- EXERCISE INSTRUCTIONS: Each line containing the word "data" must be reported.
## Start EXERCISE INPUT
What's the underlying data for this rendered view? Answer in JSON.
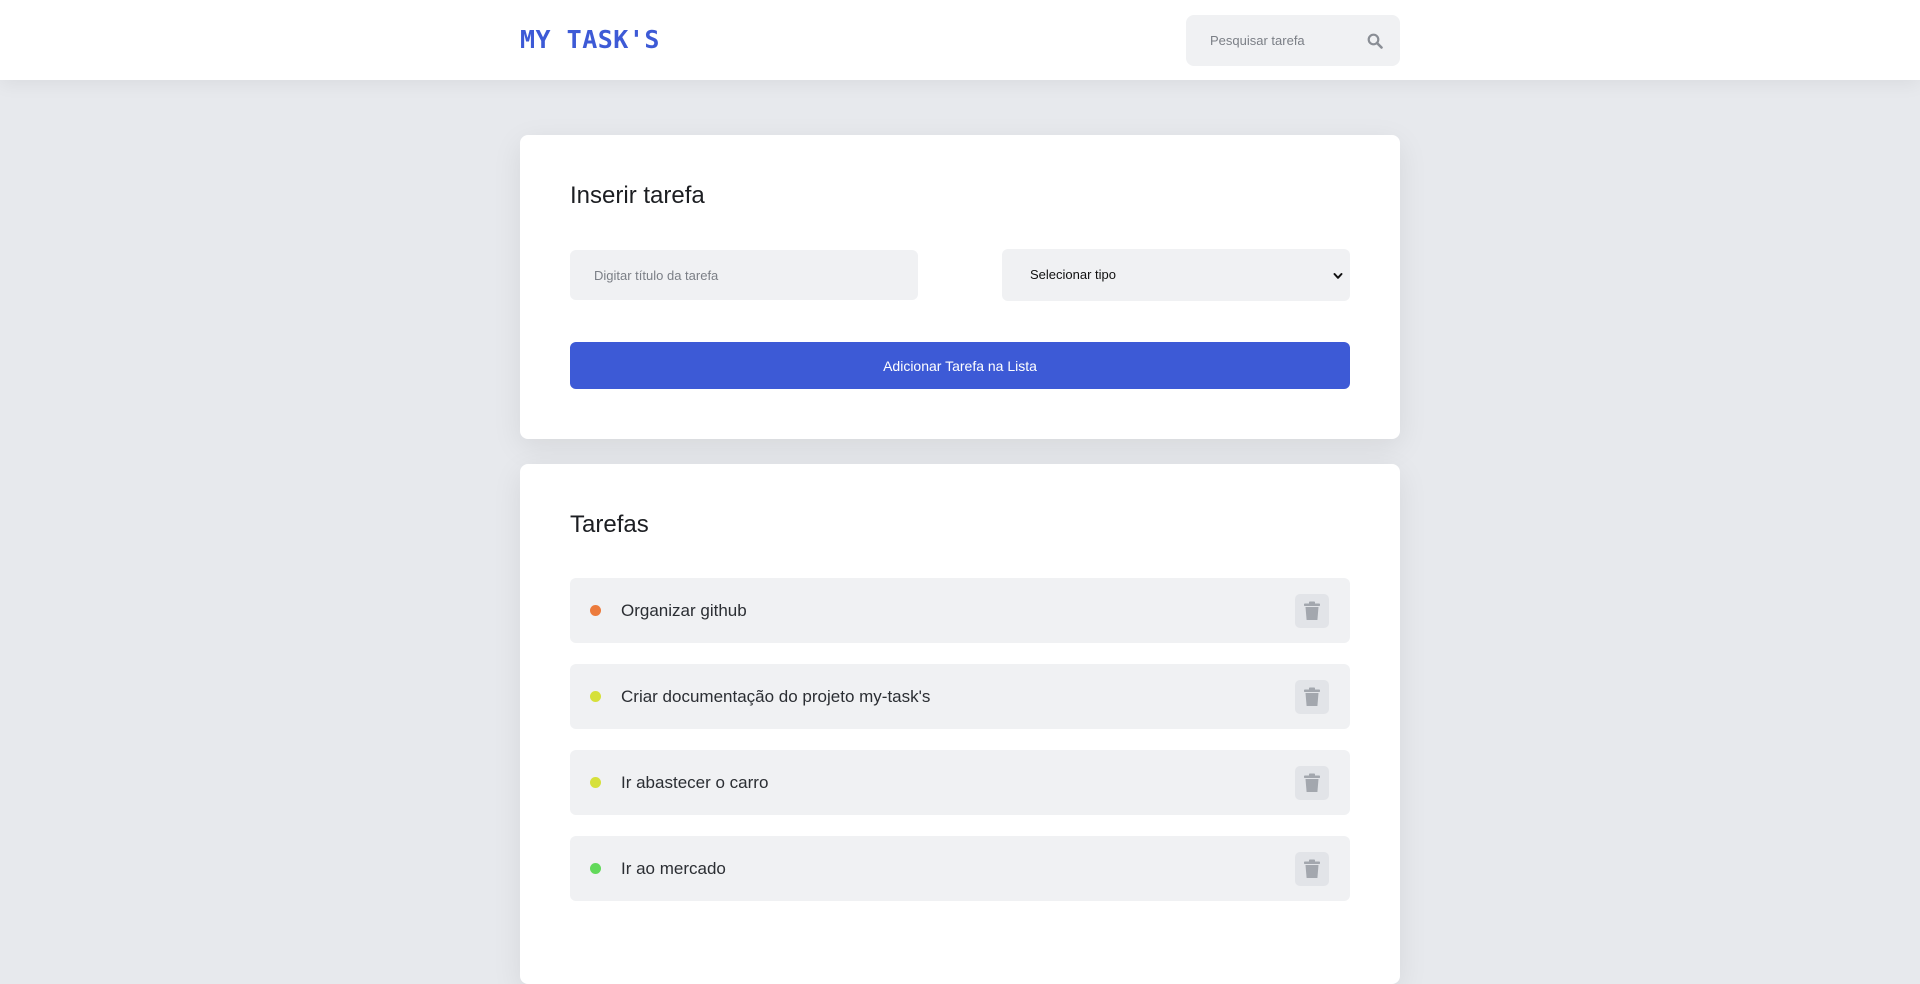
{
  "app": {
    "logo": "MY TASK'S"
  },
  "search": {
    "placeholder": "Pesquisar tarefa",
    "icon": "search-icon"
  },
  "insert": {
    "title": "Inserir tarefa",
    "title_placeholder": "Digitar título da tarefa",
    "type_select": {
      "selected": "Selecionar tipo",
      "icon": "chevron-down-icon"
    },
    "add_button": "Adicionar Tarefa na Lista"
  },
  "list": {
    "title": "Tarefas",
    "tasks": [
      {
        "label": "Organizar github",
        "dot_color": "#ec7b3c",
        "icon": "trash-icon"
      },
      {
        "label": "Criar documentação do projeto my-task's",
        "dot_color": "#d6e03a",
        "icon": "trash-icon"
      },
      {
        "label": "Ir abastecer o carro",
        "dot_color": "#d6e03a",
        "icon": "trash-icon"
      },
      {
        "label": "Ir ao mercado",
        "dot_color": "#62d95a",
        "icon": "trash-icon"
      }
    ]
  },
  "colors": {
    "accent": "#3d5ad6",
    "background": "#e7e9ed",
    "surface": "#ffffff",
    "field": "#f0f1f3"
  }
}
## End EXERCISE INPUT
## Start EXERCISE INPUT
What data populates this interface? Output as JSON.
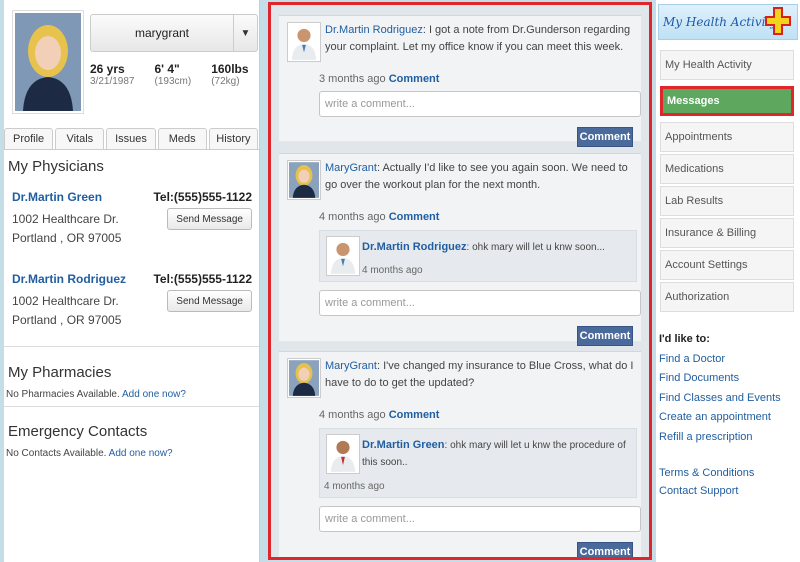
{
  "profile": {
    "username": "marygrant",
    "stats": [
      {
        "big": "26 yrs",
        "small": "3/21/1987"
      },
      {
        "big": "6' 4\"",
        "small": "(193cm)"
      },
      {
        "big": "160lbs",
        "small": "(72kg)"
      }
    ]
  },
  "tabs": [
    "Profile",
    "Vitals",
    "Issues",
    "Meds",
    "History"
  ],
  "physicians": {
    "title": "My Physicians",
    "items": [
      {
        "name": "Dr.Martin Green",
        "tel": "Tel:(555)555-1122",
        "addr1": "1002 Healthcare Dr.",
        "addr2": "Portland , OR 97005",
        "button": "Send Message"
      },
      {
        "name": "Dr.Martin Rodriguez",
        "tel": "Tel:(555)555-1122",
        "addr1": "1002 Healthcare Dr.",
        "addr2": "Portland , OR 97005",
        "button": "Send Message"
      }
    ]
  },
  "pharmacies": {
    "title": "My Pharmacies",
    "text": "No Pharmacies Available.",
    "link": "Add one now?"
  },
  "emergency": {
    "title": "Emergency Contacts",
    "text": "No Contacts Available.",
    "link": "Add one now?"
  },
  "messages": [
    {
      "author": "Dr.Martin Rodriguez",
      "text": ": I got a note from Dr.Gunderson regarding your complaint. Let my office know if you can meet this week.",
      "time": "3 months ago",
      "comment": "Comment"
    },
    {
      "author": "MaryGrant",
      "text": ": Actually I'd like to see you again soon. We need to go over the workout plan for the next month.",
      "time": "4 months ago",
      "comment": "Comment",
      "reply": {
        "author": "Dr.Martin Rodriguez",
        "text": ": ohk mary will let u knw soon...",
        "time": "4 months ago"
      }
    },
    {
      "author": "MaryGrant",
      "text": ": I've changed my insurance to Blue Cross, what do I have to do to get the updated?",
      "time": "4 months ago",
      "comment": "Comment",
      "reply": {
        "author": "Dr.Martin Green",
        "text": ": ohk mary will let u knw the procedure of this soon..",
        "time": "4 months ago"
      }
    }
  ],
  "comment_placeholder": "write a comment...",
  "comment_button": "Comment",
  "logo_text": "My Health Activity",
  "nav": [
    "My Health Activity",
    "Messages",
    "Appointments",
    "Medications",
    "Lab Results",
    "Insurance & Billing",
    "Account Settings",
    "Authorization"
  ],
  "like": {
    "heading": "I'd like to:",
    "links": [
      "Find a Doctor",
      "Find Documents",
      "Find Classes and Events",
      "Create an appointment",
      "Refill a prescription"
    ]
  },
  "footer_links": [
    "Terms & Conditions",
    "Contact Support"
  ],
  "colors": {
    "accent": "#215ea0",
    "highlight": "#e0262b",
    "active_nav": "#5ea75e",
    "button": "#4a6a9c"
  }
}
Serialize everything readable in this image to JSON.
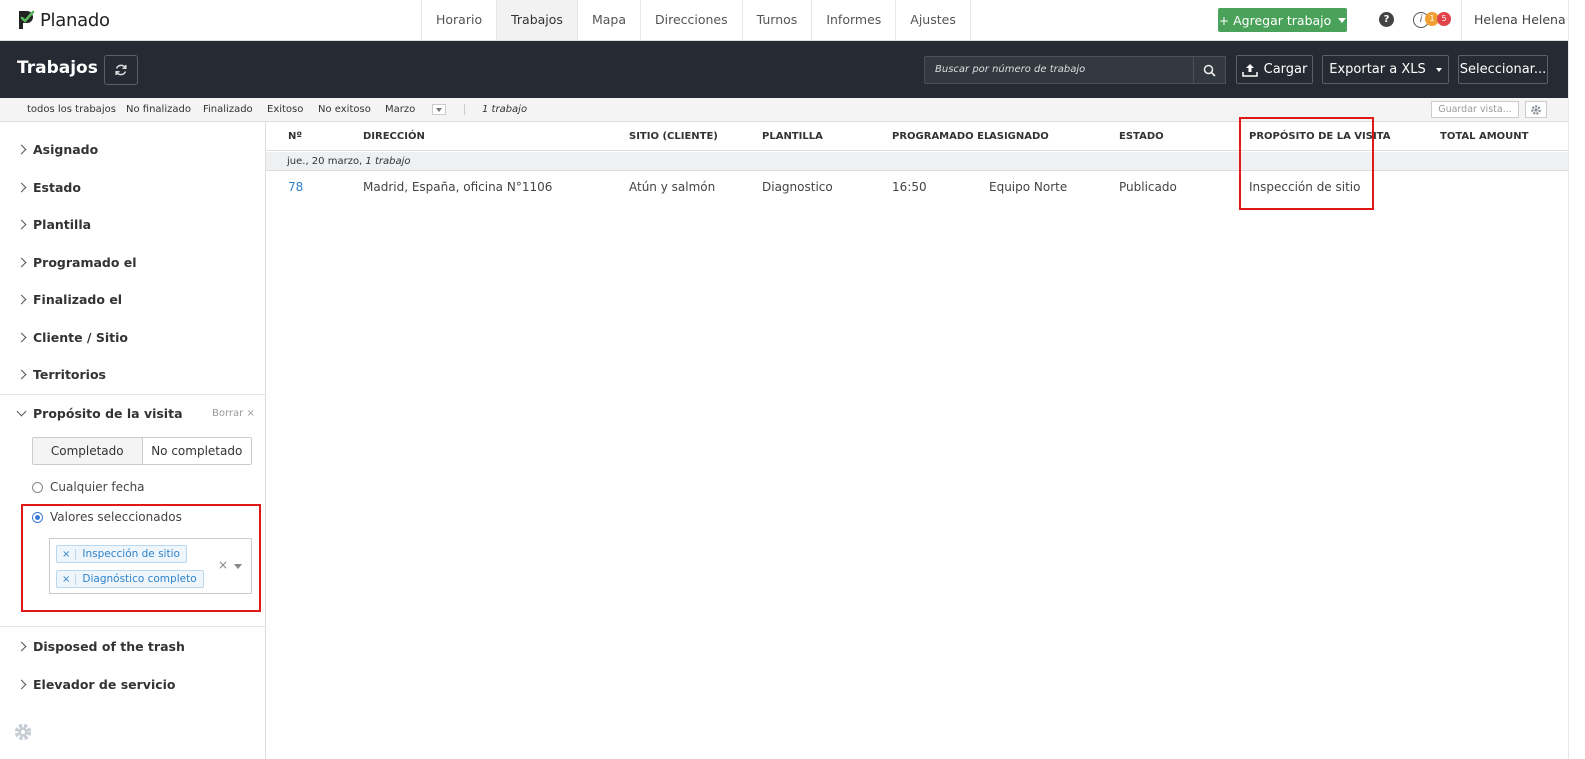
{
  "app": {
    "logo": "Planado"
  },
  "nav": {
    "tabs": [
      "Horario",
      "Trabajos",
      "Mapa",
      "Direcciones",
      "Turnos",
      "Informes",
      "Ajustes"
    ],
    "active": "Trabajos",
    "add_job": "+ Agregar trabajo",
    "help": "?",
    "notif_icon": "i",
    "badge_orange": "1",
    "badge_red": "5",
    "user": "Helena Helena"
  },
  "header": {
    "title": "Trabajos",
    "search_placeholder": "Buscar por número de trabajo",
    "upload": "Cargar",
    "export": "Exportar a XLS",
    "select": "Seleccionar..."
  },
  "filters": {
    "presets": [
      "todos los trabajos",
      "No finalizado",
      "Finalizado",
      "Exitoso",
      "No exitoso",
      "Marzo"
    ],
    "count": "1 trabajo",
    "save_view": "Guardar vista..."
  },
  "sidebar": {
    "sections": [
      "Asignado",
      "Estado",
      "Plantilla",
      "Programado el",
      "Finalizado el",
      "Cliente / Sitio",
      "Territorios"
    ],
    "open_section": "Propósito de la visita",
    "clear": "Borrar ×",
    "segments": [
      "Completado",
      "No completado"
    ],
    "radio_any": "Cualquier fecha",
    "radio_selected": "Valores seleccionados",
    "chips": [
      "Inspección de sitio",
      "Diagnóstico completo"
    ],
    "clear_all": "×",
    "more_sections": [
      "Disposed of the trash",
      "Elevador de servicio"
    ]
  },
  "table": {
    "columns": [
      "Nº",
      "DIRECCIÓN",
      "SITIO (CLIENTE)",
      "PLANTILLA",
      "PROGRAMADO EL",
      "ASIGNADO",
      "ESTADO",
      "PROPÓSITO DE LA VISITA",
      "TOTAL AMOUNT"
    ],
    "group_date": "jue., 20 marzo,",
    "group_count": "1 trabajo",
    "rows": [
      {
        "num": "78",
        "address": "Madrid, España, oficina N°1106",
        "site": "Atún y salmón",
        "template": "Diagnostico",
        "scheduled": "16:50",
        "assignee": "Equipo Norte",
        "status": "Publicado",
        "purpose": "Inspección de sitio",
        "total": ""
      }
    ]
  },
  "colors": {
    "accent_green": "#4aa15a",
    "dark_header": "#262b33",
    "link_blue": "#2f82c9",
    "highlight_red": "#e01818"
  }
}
## End EXERCISE INPUT
## Start EXERCISE INPUT
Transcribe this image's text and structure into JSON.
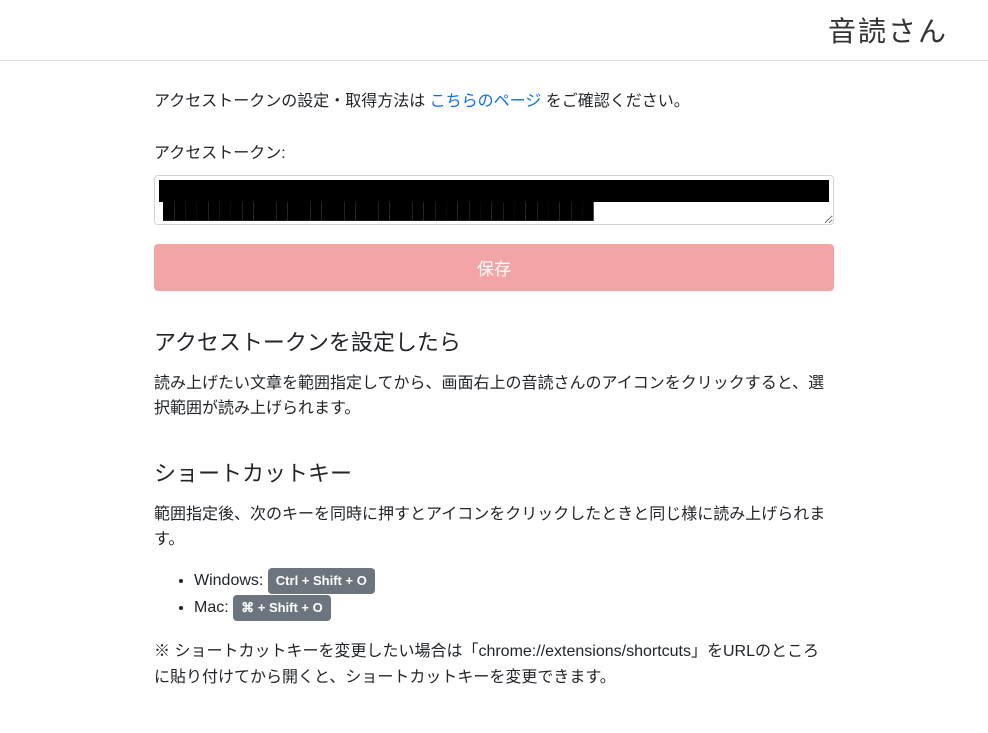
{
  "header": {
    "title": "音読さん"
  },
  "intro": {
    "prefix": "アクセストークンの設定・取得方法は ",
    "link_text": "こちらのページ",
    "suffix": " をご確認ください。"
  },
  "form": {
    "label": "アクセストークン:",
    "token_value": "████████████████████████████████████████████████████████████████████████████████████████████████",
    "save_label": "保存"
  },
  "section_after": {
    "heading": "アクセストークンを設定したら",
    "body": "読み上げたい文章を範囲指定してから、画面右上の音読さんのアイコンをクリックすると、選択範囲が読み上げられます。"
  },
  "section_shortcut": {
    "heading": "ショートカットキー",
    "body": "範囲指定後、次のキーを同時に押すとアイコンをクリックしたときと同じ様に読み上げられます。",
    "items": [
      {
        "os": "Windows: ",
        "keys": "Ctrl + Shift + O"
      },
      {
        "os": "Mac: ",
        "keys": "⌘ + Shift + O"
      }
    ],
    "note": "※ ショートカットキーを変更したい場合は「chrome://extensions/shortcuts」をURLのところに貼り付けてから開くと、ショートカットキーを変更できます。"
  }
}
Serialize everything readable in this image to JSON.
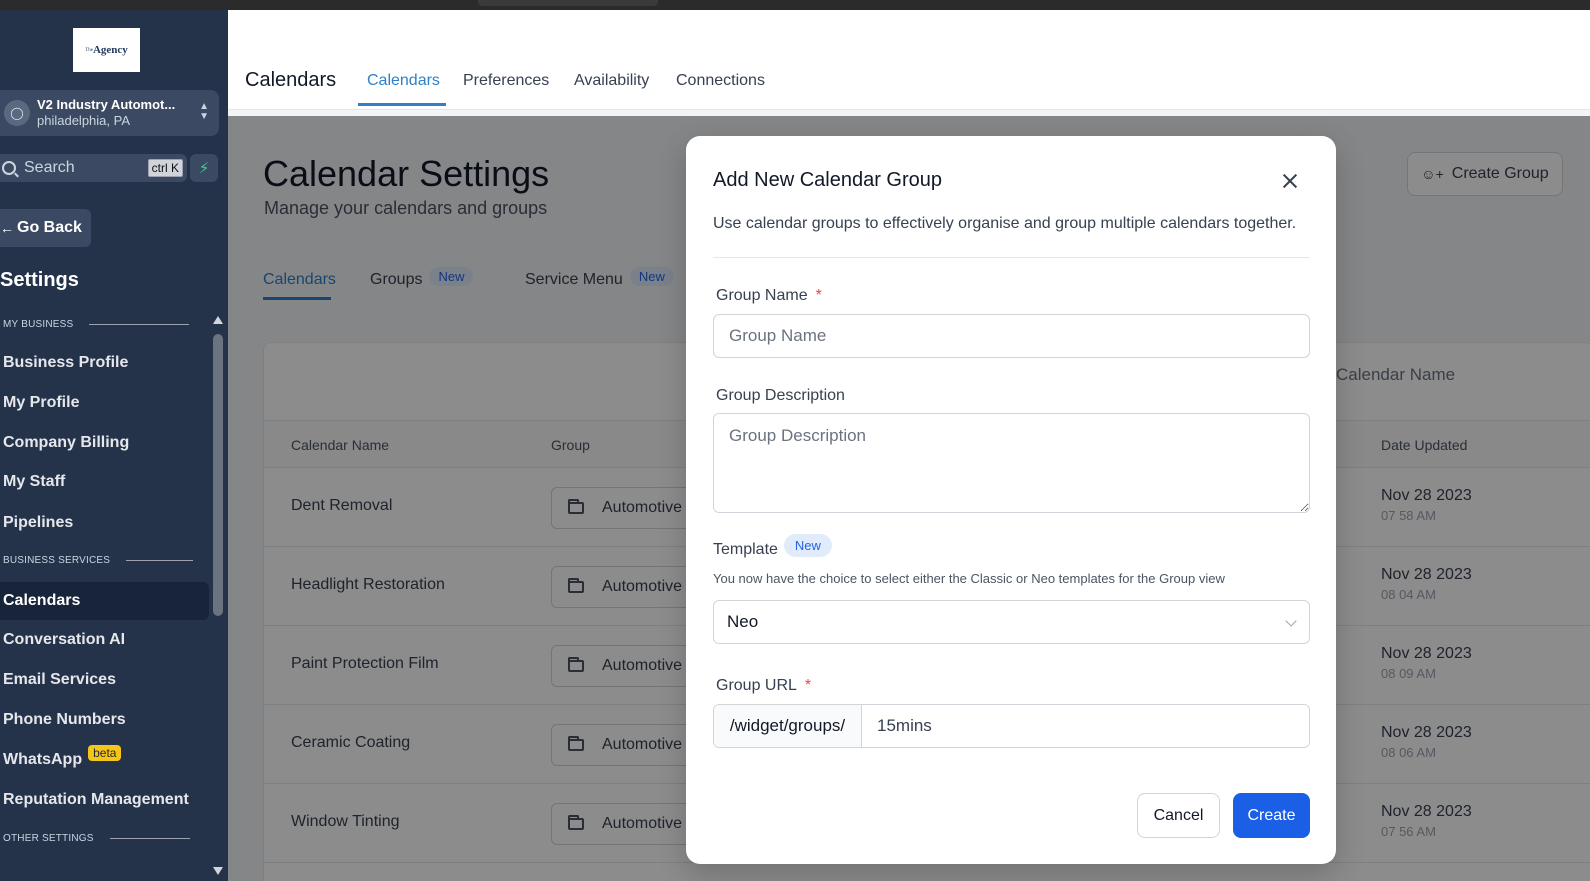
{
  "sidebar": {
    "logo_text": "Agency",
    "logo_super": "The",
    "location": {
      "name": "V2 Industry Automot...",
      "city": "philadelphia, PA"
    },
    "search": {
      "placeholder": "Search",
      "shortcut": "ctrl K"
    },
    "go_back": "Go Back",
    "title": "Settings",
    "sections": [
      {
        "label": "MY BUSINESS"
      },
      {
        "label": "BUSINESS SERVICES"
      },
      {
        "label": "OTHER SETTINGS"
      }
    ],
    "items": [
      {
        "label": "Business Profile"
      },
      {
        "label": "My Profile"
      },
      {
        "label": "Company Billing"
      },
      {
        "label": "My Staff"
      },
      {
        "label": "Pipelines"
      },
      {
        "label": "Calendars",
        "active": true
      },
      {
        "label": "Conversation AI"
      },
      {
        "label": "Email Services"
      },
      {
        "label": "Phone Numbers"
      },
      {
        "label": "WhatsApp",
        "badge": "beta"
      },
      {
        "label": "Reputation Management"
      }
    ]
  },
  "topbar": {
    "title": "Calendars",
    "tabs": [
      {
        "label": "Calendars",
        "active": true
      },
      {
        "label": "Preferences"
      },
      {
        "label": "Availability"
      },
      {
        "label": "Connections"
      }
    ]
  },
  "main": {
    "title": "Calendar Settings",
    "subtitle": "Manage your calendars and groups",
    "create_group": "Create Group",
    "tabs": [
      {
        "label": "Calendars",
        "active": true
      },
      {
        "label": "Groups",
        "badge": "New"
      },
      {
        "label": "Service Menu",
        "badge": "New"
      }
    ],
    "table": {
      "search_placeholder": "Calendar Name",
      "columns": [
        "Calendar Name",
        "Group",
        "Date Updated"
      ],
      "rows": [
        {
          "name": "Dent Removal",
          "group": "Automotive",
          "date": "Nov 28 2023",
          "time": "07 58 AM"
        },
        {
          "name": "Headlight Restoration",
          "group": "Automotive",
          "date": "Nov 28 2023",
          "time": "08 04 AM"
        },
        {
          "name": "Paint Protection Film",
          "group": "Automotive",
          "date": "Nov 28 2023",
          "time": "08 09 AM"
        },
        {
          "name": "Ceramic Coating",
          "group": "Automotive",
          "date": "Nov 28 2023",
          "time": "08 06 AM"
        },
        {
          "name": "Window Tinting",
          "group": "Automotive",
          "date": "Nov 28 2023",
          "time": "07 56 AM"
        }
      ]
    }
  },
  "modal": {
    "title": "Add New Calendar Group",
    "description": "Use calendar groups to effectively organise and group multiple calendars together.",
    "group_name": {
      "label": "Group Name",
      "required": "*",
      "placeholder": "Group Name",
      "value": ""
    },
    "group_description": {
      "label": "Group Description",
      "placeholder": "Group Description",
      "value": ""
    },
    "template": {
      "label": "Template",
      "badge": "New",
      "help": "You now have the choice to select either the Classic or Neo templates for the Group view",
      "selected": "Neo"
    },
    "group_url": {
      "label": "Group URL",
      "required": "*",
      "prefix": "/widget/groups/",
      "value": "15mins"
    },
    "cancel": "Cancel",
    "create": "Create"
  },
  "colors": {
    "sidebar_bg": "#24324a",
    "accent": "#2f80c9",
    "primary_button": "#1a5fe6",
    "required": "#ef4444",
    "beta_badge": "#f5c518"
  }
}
## End EXERCISE INPUT
- SOLVED EXERCISE:
What's the underlying data for this rendered view? Answer in JSON.
What data populates this interface? Output as JSON.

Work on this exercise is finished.